** Start MATERIAL TO PROCESS **

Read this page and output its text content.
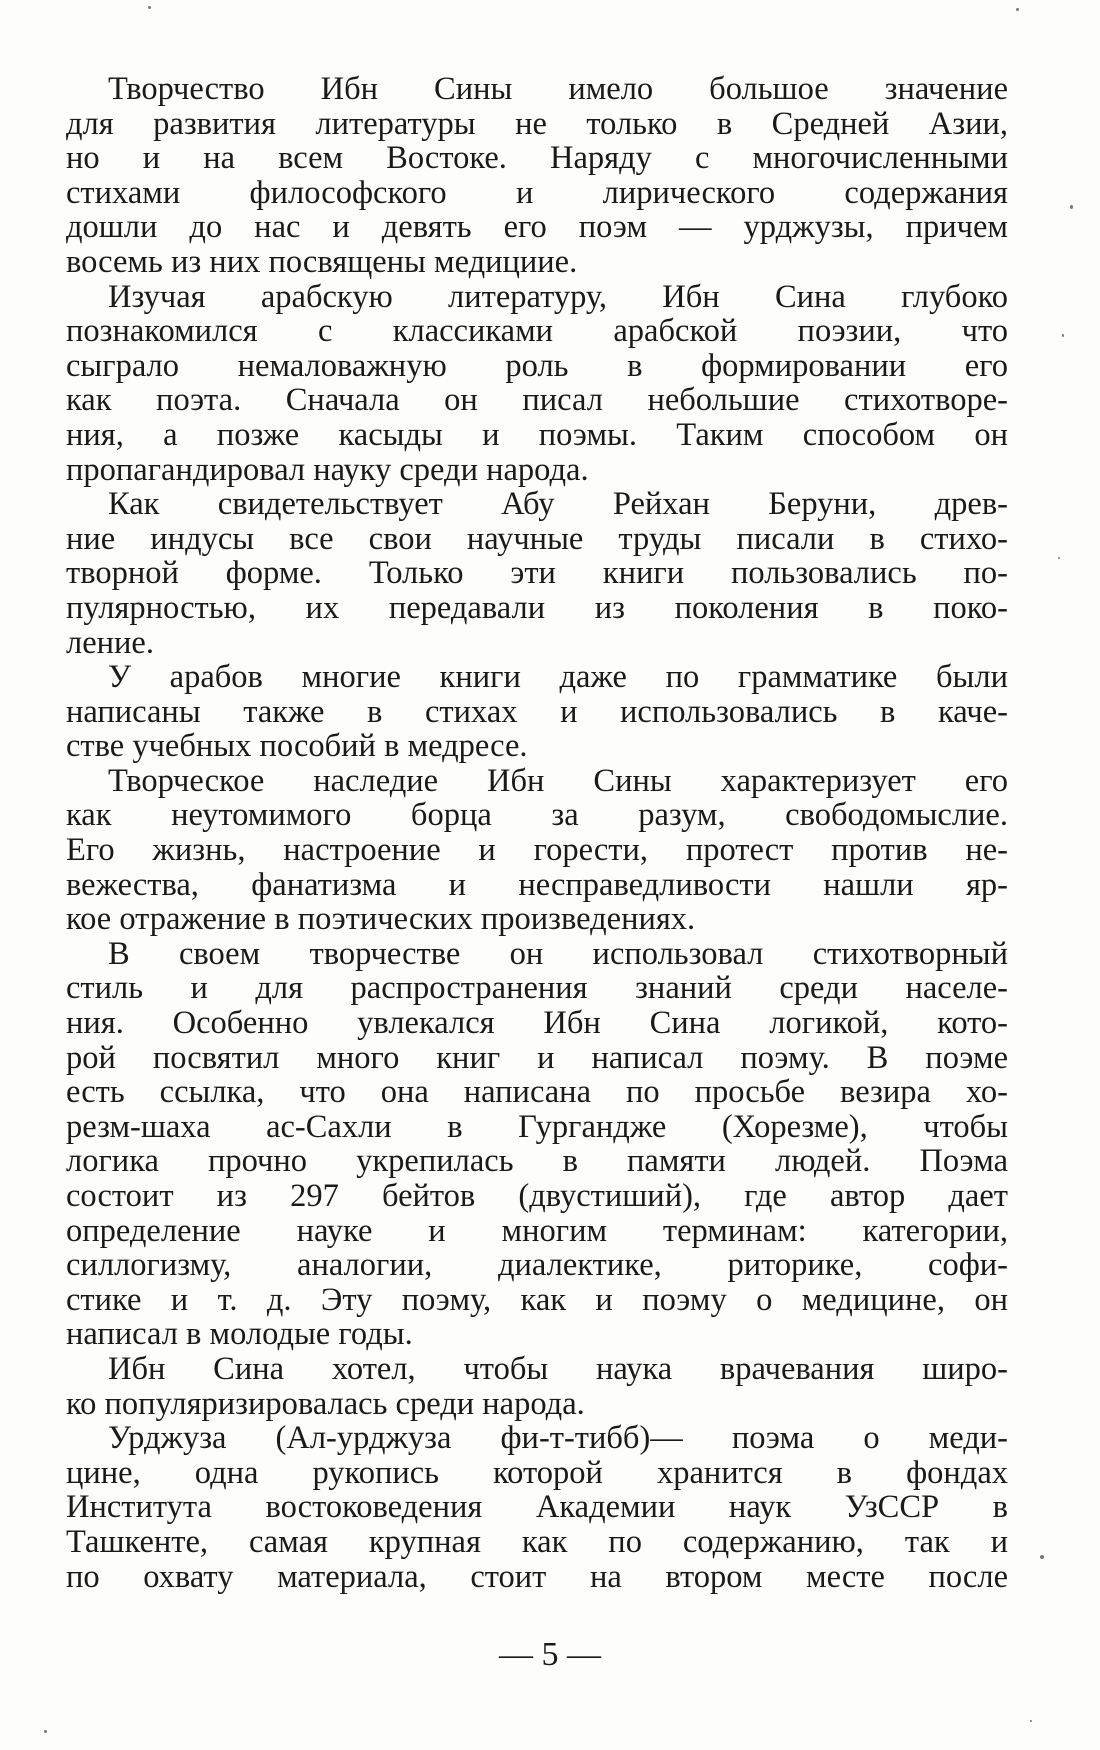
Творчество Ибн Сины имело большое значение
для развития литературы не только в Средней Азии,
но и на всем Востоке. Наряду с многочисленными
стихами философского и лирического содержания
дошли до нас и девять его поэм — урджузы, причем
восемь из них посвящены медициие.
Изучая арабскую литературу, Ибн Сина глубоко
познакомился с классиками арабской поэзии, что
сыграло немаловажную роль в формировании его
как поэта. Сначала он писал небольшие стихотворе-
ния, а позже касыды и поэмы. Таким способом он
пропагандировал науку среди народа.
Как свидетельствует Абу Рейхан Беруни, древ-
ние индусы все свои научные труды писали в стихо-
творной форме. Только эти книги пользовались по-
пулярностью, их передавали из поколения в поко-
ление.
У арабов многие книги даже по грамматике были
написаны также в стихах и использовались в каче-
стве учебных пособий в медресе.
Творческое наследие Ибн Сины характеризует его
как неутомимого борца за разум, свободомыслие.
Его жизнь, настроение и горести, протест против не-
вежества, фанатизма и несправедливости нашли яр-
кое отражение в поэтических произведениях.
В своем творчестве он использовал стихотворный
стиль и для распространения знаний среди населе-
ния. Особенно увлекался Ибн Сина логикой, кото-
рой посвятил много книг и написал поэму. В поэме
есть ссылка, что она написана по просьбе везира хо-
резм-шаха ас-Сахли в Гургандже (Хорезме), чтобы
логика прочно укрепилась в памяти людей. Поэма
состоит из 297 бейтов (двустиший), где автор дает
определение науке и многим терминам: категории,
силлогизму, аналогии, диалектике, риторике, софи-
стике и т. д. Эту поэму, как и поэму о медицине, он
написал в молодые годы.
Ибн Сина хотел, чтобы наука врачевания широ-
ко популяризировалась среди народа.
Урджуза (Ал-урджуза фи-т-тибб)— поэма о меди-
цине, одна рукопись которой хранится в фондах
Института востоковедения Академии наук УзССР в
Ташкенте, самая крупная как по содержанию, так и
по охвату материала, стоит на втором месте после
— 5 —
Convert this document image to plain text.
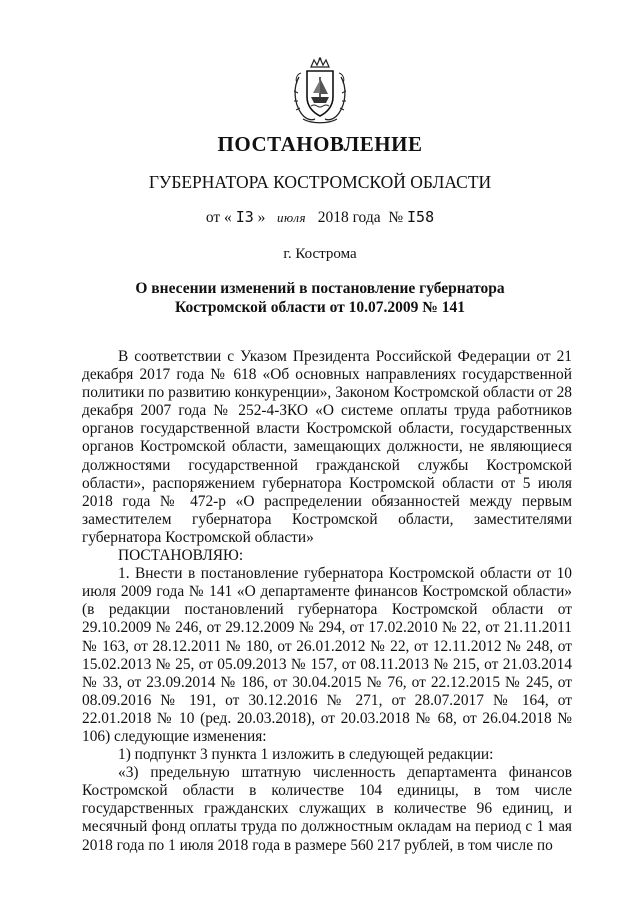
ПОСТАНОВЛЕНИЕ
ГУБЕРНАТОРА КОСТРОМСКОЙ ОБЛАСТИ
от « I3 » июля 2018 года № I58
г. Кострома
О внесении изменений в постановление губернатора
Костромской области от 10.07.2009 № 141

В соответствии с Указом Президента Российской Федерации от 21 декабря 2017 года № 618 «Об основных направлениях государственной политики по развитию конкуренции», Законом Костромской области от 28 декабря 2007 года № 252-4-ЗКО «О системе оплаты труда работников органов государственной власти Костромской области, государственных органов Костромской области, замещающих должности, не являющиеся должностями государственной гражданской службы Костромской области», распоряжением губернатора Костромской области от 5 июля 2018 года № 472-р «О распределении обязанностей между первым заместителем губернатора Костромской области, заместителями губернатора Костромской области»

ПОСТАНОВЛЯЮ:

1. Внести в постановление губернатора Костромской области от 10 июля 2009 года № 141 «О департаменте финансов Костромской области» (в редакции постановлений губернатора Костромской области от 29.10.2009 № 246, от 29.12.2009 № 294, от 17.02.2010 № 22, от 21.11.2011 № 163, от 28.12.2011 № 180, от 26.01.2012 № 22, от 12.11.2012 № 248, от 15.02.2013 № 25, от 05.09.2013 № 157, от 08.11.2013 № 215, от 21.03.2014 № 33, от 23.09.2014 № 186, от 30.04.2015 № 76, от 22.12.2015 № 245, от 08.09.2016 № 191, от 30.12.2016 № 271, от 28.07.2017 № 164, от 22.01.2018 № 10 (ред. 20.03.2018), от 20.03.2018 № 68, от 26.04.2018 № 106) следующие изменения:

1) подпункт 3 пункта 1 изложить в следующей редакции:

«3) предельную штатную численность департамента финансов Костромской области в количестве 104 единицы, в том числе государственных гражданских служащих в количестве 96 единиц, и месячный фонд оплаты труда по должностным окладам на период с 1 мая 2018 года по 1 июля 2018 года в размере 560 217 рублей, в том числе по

** End MATERIAL TO PROCESS **

§ **STATED TASK**: Find the lines holding "чтобы" and list every one.

§ **REPLY TO THE TASK**:
резм-шаха ас-Сахли в Гургандже (Хорезме), чтобы
Ибн Сина хотел, чтобы наука врачевания широ-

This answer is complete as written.